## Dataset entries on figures
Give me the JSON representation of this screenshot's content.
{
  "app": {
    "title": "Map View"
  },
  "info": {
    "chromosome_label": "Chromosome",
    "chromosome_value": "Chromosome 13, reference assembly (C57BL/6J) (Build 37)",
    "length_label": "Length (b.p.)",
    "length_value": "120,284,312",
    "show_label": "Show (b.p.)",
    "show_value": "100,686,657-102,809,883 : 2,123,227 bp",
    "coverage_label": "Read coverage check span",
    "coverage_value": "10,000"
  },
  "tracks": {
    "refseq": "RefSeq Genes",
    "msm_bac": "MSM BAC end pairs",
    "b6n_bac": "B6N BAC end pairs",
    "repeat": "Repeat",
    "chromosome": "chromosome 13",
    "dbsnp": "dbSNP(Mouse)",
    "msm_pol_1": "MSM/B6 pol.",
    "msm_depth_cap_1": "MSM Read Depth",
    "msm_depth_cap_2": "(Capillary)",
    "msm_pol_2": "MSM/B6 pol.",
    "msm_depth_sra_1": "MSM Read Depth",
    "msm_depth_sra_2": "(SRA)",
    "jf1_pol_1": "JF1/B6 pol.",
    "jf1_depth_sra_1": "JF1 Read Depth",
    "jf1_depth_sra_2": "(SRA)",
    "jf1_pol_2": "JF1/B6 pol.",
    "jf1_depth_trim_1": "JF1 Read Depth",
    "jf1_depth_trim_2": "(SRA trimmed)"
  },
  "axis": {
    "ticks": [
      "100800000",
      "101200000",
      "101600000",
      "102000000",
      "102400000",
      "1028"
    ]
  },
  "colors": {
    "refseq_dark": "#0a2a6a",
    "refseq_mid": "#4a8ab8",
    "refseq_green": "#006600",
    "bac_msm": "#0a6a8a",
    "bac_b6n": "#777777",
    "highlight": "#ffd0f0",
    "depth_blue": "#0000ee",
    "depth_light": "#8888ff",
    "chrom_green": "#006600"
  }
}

## TASK TO CARRY OUT
Answer with a single number, the count of lines in the data that contain "Read".

## ANSWER TO THE EXERCISE
5